(Stored items)

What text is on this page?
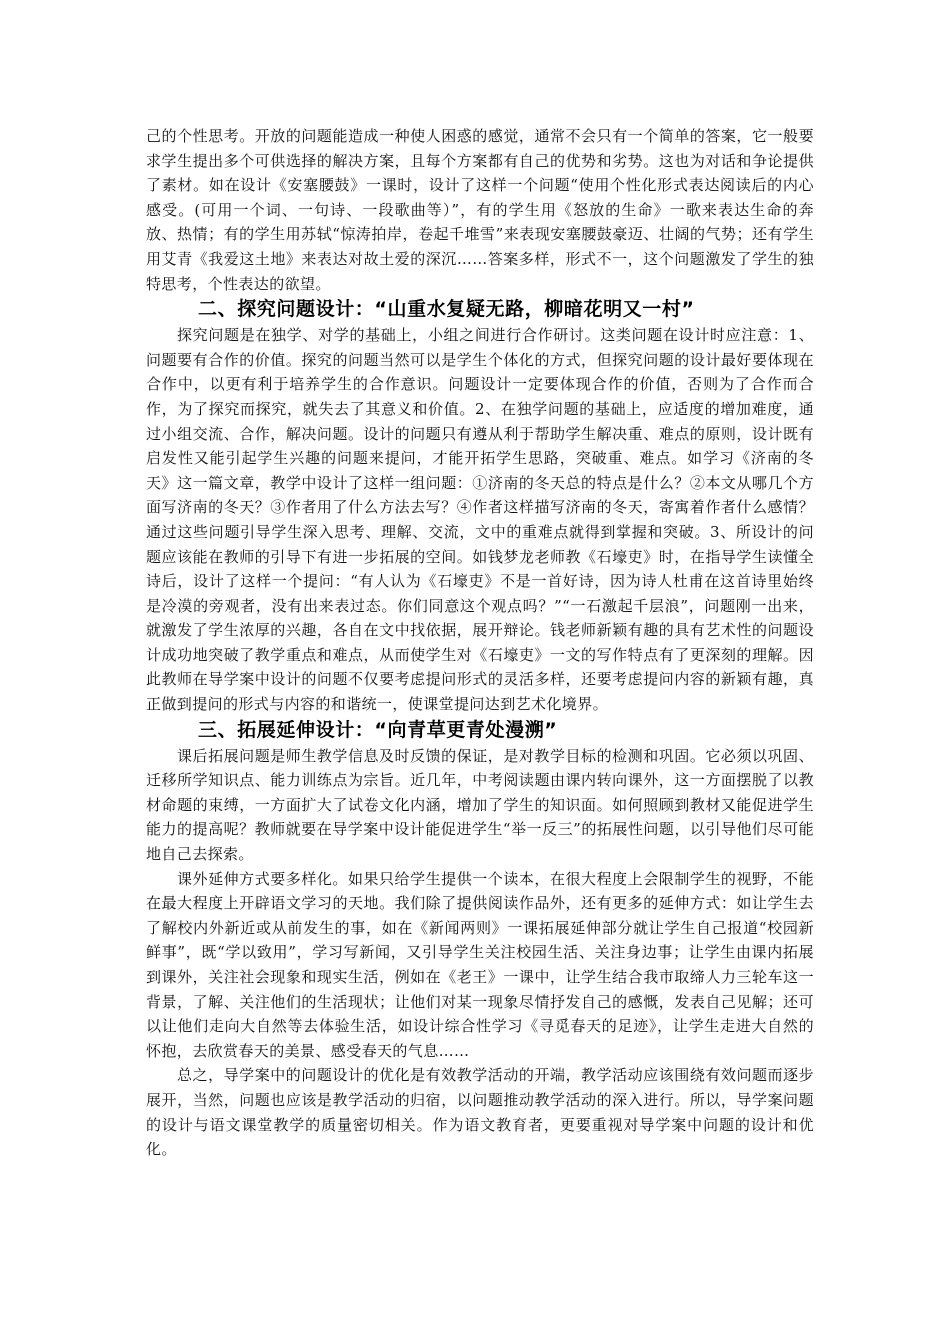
己的个性思考。开放的问题能造成一种使人困惑的感觉，通常不会只有一个简单的答案，它一般要求学生提出多个可供选择的解决方案，且每个方案都有自己的优势和劣势。这也为对话和争论提供了素材。如在设计《安塞腰鼓》一课时，设计了这样一个问题“使用个性化形式表达阅读后的内心感受。(可用一个词、一句诗、一段歌曲等）”，有的学生用《怒放的生命》一歌来表达生命的奔放、热情；有的学生用苏轼“惊涛拍岸，卷起千堆雪”来表现安塞腰鼓豪迈、壮阔的气势；还有学生用艾青《我爱这土地》来表达对故土爱的深沉……答案多样，形式不一，这个问题激发了学生的独特思考，个性表达的欲望。

二、探究问题设计：“山重水复疑无路，柳暗花明又一村”

探究问题是在独学、对学的基础上，小组之间进行合作研讨。这类问题在设计时应注意：1、问题要有合作的价值。探究的问题当然可以是学生个体化的方式，但探究问题的设计最好要体现在合作中，以更有利于培养学生的合作意识。问题设计一定要体现合作的价值，否则为了合作而合作，为了探究而探究，就失去了其意义和价值。2、在独学问题的基础上，应适度的增加难度，通过小组交流、合作，解决问题。设计的问题只有遵从利于帮助学生解决重、难点的原则，设计既有启发性又能引起学生兴趣的问题来提问，才能开拓学生思路，突破重、难点。如学习《济南的冬天》这一篇文章，教学中设计了这样一组问题：①济南的冬天总的特点是什么？②本文从哪几个方面写济南的冬天？③作者用了什么方法去写？④作者这样描写济南的冬天，寄寓着作者什么感情？通过这些问题引导学生深入思考、理解、交流，文中的重难点就得到掌握和突破。3、所设计的问题应该能在教师的引导下有进一步拓展的空间。如钱梦龙老师教《石壕吏》时，在指导学生读懂全诗后，设计了这样一个提问：“有人认为《石壕吏》不是一首好诗，因为诗人杜甫在这首诗里始终是冷漠的旁观者，没有出来表过态。你们同意这个观点吗？”“一石激起千层浪”，问题刚一出来，就激发了学生浓厚的兴趣，各自在文中找依据，展开辩论。钱老师新颖有趣的具有艺术性的问题设计成功地突破了教学重点和难点，从而使学生对《石壕吏》一文的写作特点有了更深刻的理解。因此教师在导学案中设计的问题不仅要考虑提问形式的灵活多样，还要考虑提问内容的新颖有趣，真正做到提问的形式与内容的和谐统一，使课堂提问达到艺术化境界。

三、拓展延伸设计：“向青草更青处漫溯”

课后拓展问题是师生教学信息及时反馈的保证，是对教学目标的检测和巩固。它必须以巩固、迁移所学知识点、能力训练点为宗旨。近几年，中考阅读题由课内转向课外，这一方面摆脱了以教材命题的束缚，一方面扩大了试卷文化内涵，增加了学生的知识面。如何照顾到教材又能促进学生能力的提高呢？教师就要在导学案中设计能促进学生“举一反三”的拓展性问题，以引导他们尽可能地自己去探索。

课外延伸方式要多样化。如果只给学生提供一个读本，在很大程度上会限制学生的视野，不能在最大程度上开辟语文学习的天地。我们除了提供阅读作品外，还有更多的延伸方式：如让学生去了解校内外新近或从前发生的事，如在《新闻两则》一课拓展延伸部分就让学生自己报道“校园新鲜事”，既“学以致用”，学习写新闻，又引导学生关注校园生活、关注身边事；让学生由课内拓展到课外，关注社会现象和现实生活，例如在《老王》一课中，让学生结合我市取缔人力三轮车这一背景，了解、关注他们的生活现状；让他们对某一现象尽情抒发自己的感慨，发表自己见解；还可以让他们走向大自然等去体验生活，如设计综合性学习《寻觅春天的足迹》，让学生走进大自然的怀抱，去欣赏春天的美景、感受春天的气息……

总之，导学案中的问题设计的优化是有效教学活动的开端，教学活动应该围绕有效问题而逐步展开，当然，问题也应该是教学活动的归宿，以问题推动教学活动的深入进行。所以，导学案问题的设计与语文课堂教学的质量密切相关。作为语文教育者，更要重视对导学案中问题的设计和优化。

INSTRUCTION » Quote all the records verbatim, dropping any pictures from your copy.

EXPECTED ANSWER »
What text is on this page?
己的个性思考。开放的问题能造成一种使人困惑的感觉，通常不会只有一个简单的答案，它一般要求学生提出多个可供选择的解决方案，且每个方案都有自己的优势和劣势。这也为对话和争论提供了素材。如在设计《安塞腰鼓》一课时，设计了这样一个问题“使用个性化形式表达阅读后的内心感受。(可用一个词、一句诗、一段歌曲等）”，有的学生用《怒放的生命》一歌来表达生命的奔放、热情；有的学生用苏轼“惊涛拍岸，卷起千堆雪”来表现安塞腰鼓豪迈、壮阔的气势；还有学生用艾青《我爱这土地》来表达对故土爱的深沉……答案多样，形式不一，这个问题激发了学生的独特思考，个性表达的欲望。

二、探究问题设计：“山重水复疑无路，柳暗花明又一村”

探究问题是在独学、对学的基础上，小组之间进行合作研讨。这类问题在设计时应注意：1、问题要有合作的价值。探究的问题当然可以是学生个体化的方式，但探究问题的设计最好要体现在合作中，以更有利于培养学生的合作意识。问题设计一定要体现合作的价值，否则为了合作而合作，为了探究而探究，就失去了其意义和价值。2、在独学问题的基础上，应适度的增加难度，通过小组交流、合作，解决问题。设计的问题只有遵从利于帮助学生解决重、难点的原则，设计既有启发性又能引起学生兴趣的问题来提问，才能开拓学生思路，突破重、难点。如学习《济南的冬天》这一篇文章，教学中设计了这样一组问题：①济南的冬天总的特点是什么？②本文从哪几个方面写济南的冬天？③作者用了什么方法去写？④作者这样描写济南的冬天，寄寓着作者什么感情？通过这些问题引导学生深入思考、理解、交流，文中的重难点就得到掌握和突破。3、所设计的问题应该能在教师的引导下有进一步拓展的空间。如钱梦龙老师教《石壕吏》时，在指导学生读懂全诗后，设计了这样一个提问：“有人认为《石壕吏》不是一首好诗，因为诗人杜甫在这首诗里始终是冷漠的旁观者，没有出来表过态。你们同意这个观点吗？”“一石激起千层浪”，问题刚一出来，就激发了学生浓厚的兴趣，各自在文中找依据，展开辩论。钱老师新颖有趣的具有艺术性的问题设计成功地突破了教学重点和难点，从而使学生对《石壕吏》一文的写作特点有了更深刻的理解。因此教师在导学案中设计的问题不仅要考虑提问形式的灵活多样，还要考虑提问内容的新颖有趣，真正做到提问的形式与内容的和谐统一，使课堂提问达到艺术化境界。

三、拓展延伸设计：“向青草更青处漫溯”

课后拓展问题是师生教学信息及时反馈的保证，是对教学目标的检测和巩固。它必须以巩固、迁移所学知识点、能力训练点为宗旨。近几年，中考阅读题由课内转向课外，这一方面摆脱了以教材命题的束缚，一方面扩大了试卷文化内涵，增加了学生的知识面。如何照顾到教材又能促进学生能力的提高呢？教师就要在导学案中设计能促进学生“举一反三”的拓展性问题，以引导他们尽可能地自己去探索。

课外延伸方式要多样化。如果只给学生提供一个读本，在很大程度上会限制学生的视野，不能在最大程度上开辟语文学习的天地。我们除了提供阅读作品外，还有更多的延伸方式：如让学生去了解校内外新近或从前发生的事，如在《新闻两则》一课拓展延伸部分就让学生自己报道“校园新鲜事”，既“学以致用”，学习写新闻，又引导学生关注校园生活、关注身边事；让学生由课内拓展到课外，关注社会现象和现实生活，例如在《老王》一课中，让学生结合我市取缔人力三轮车这一背景，了解、关注他们的生活现状；让他们对某一现象尽情抒发自己的感慨，发表自己见解；还可以让他们走向大自然等去体验生活，如设计综合性学习《寻觅春天的足迹》，让学生走进大自然的怀抱，去欣赏春天的美景、感受春天的气息……

总之，导学案中的问题设计的优化是有效教学活动的开端，教学活动应该围绕有效问题而逐步展开，当然，问题也应该是教学活动的归宿，以问题推动教学活动的深入进行。所以，导学案问题的设计与语文课堂教学的质量密切相关。作为语文教育者，更要重视对导学案中问题的设计和优化。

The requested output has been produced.